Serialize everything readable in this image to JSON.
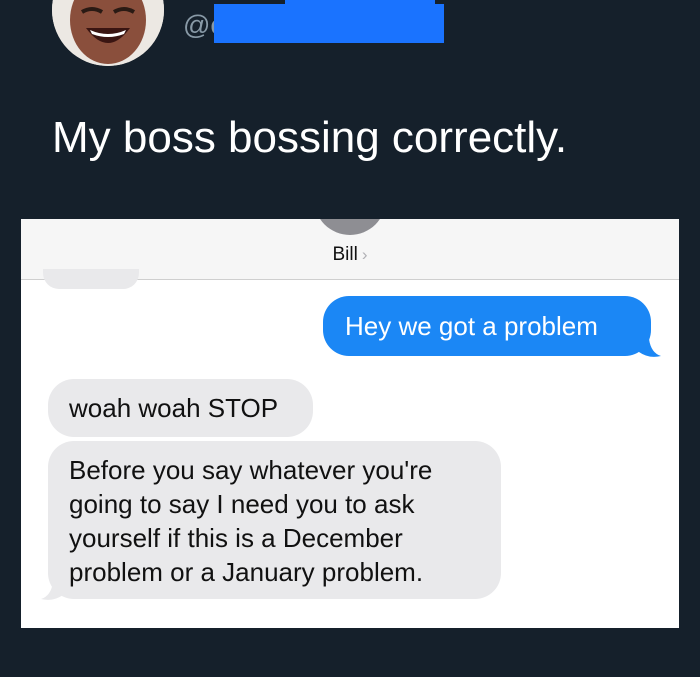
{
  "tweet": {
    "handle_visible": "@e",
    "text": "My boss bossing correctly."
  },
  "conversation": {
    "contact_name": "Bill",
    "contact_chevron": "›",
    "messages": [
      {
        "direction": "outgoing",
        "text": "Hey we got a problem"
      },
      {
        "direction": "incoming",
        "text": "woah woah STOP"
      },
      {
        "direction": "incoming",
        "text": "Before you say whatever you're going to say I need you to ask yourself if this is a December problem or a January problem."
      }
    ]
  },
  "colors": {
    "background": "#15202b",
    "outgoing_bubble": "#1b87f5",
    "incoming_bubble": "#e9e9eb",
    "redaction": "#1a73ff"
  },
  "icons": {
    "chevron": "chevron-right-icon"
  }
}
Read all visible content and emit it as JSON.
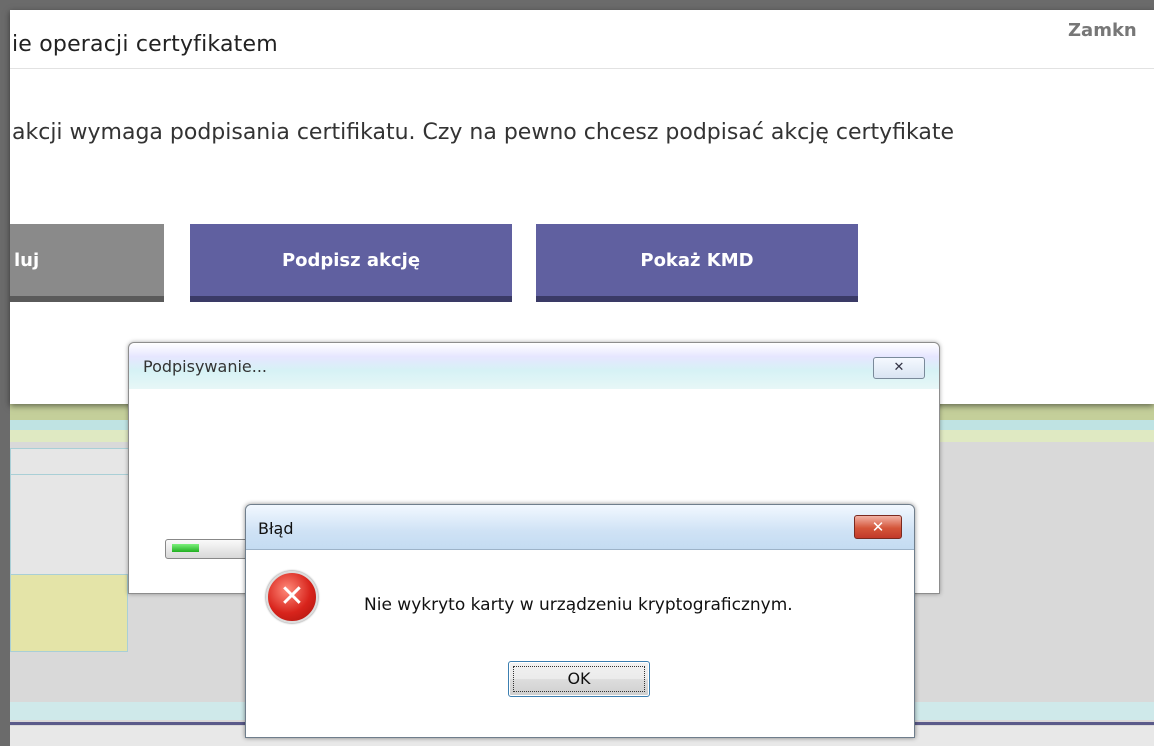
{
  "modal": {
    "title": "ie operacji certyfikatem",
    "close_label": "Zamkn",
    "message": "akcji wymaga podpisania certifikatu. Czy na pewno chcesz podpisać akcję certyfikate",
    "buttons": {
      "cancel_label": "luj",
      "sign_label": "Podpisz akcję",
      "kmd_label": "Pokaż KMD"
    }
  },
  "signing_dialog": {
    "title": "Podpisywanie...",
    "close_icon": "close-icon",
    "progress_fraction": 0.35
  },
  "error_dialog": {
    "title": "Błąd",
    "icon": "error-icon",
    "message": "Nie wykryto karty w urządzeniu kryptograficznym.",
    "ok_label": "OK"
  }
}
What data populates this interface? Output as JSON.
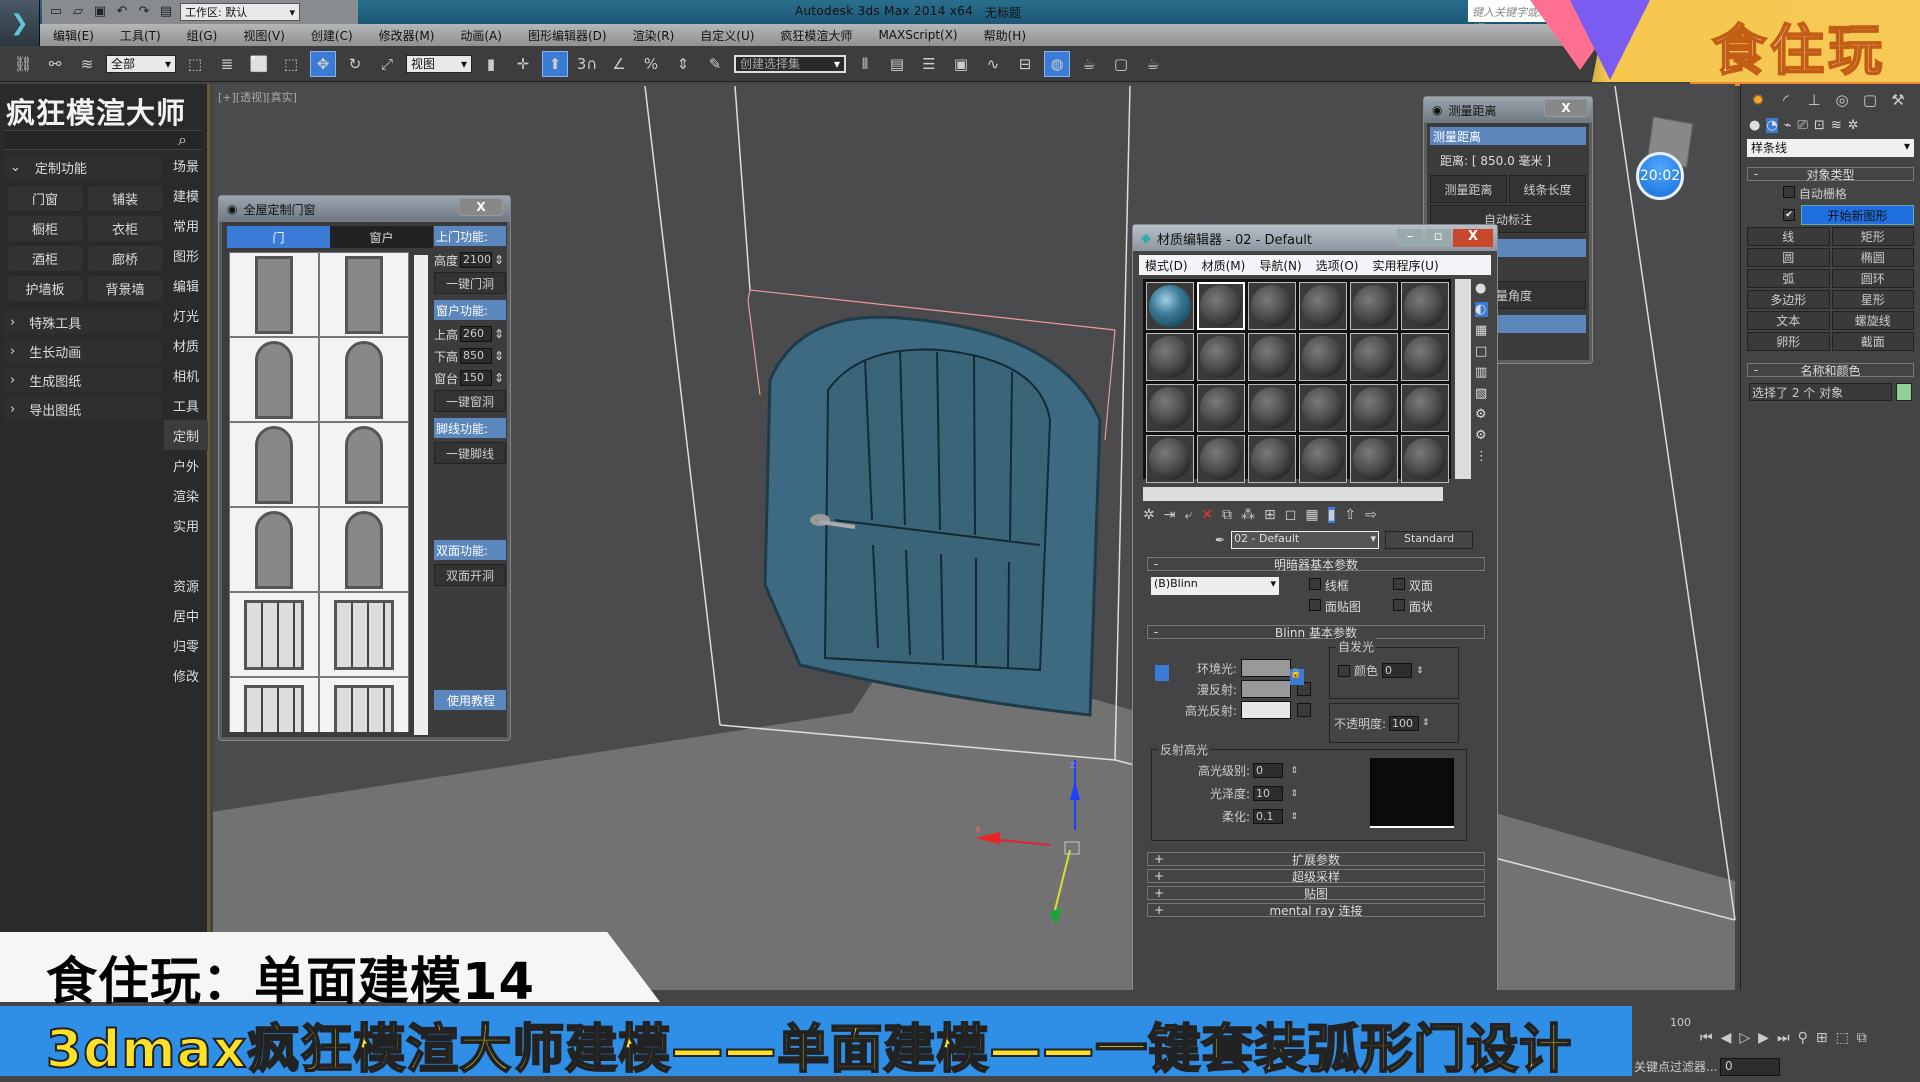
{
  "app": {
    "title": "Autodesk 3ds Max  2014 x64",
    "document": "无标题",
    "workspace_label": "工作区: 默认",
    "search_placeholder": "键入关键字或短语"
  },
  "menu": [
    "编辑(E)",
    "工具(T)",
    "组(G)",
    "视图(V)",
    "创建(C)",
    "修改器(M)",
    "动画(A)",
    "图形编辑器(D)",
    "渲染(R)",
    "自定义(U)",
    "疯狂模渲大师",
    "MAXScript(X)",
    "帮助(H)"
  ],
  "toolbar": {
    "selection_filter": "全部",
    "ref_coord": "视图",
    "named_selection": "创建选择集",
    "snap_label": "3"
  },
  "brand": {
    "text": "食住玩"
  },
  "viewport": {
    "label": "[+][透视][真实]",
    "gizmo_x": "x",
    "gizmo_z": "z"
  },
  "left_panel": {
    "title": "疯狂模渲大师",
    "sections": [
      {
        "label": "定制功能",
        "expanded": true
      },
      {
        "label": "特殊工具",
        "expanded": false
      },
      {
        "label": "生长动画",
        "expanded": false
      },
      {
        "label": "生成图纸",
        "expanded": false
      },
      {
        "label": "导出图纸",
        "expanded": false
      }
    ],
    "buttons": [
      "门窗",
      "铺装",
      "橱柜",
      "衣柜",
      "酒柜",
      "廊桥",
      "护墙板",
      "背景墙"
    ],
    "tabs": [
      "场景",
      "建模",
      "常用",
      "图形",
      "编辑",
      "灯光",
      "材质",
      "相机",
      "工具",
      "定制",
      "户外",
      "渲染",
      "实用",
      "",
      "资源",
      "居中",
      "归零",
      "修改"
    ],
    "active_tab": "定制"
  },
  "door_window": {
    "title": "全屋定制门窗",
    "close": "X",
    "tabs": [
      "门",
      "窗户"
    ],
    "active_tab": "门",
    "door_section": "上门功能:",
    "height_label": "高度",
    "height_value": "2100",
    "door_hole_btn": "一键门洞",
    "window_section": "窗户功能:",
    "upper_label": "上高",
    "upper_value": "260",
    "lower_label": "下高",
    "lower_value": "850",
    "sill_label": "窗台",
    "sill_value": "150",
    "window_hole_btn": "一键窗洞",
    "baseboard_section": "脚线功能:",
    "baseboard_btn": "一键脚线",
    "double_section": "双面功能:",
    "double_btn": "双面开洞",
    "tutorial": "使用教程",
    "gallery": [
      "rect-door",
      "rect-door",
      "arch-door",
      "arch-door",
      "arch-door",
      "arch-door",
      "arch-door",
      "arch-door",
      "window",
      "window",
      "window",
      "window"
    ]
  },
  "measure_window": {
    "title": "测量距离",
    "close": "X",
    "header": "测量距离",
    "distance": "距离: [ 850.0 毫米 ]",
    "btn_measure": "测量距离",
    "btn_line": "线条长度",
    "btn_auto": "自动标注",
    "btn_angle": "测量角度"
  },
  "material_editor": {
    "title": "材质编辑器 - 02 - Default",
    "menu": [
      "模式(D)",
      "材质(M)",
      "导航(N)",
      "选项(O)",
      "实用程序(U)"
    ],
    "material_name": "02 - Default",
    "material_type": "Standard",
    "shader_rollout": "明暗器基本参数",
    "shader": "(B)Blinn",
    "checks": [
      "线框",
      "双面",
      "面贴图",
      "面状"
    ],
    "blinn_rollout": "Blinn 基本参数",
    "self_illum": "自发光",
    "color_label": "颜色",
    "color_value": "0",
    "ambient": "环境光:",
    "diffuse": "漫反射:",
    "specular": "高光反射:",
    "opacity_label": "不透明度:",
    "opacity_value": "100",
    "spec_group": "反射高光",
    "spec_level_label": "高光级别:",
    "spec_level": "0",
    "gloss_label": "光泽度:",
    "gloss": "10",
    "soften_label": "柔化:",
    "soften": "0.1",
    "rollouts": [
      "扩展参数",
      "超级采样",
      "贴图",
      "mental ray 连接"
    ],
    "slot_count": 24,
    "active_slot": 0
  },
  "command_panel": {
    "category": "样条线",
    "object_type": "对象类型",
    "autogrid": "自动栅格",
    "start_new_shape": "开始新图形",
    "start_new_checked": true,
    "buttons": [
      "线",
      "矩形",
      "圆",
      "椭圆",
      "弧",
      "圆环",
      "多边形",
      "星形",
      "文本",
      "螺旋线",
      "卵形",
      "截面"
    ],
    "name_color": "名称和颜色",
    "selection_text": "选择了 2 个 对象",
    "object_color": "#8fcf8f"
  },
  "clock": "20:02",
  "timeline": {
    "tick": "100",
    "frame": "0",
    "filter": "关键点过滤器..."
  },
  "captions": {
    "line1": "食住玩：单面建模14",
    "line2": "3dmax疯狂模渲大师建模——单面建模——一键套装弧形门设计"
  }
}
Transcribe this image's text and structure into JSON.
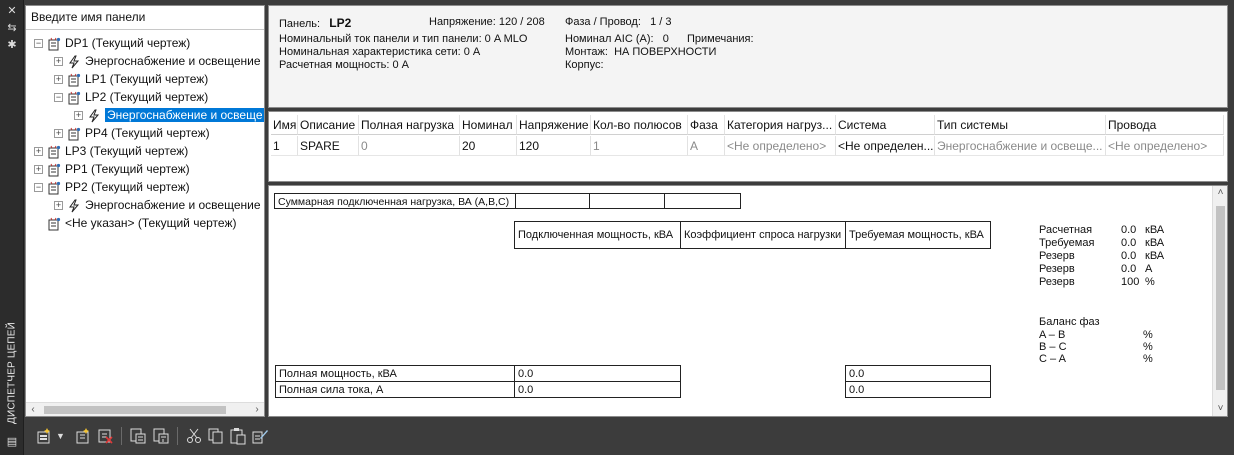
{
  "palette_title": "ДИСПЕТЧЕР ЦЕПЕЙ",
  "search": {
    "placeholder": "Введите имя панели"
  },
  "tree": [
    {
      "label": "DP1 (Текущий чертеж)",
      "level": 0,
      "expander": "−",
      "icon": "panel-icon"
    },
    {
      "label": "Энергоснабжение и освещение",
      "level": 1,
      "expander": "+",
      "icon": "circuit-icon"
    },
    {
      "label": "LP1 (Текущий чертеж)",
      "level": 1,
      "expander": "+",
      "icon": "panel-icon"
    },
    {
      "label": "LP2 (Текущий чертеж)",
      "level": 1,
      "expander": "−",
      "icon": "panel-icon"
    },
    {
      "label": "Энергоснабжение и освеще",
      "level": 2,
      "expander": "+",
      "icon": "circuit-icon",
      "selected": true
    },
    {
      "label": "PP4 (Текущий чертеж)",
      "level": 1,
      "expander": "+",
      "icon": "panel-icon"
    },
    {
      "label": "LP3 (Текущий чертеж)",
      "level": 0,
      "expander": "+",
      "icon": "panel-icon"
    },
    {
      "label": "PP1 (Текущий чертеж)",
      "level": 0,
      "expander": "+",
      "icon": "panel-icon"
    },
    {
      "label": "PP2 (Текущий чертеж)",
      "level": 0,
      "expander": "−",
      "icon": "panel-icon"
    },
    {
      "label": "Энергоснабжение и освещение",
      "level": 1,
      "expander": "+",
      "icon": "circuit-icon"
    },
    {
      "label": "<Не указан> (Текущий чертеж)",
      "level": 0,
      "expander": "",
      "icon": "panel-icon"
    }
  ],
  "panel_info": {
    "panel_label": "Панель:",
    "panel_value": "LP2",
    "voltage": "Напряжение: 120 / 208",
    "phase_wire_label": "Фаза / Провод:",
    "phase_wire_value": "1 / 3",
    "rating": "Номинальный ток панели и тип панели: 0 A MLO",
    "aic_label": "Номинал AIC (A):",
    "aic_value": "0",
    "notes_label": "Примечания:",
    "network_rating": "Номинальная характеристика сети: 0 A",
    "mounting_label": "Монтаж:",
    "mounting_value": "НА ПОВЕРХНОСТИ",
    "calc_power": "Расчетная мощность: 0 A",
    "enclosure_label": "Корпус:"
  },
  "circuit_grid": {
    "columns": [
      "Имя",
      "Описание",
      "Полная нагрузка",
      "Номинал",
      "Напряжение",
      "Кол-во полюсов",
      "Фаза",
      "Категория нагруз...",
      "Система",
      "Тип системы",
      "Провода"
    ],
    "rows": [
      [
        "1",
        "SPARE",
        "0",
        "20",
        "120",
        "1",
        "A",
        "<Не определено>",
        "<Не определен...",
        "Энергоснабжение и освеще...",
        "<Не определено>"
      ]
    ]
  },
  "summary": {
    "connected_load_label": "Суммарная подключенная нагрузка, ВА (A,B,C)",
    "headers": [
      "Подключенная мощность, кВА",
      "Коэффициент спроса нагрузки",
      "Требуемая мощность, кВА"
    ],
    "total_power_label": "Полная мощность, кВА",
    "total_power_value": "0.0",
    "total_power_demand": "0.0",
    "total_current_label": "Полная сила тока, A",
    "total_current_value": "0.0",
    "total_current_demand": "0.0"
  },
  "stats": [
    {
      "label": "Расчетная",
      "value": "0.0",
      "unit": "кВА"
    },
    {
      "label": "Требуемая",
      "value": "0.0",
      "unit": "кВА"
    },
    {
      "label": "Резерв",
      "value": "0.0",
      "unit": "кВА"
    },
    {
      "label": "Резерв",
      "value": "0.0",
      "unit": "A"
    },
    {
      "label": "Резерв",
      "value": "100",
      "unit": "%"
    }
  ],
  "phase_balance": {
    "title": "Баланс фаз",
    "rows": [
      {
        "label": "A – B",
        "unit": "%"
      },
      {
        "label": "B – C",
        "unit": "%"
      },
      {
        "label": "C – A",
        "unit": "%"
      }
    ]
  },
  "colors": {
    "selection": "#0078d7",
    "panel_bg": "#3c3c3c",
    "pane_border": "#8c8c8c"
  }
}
###
■ WORK TO DO
Pick out the lines above that hold the string "Blinn" and show them.

■ EXERCISE ANSWER
    "shader": "(B)Blinn",
    "blinn_rollout": "Blinn 基本参数",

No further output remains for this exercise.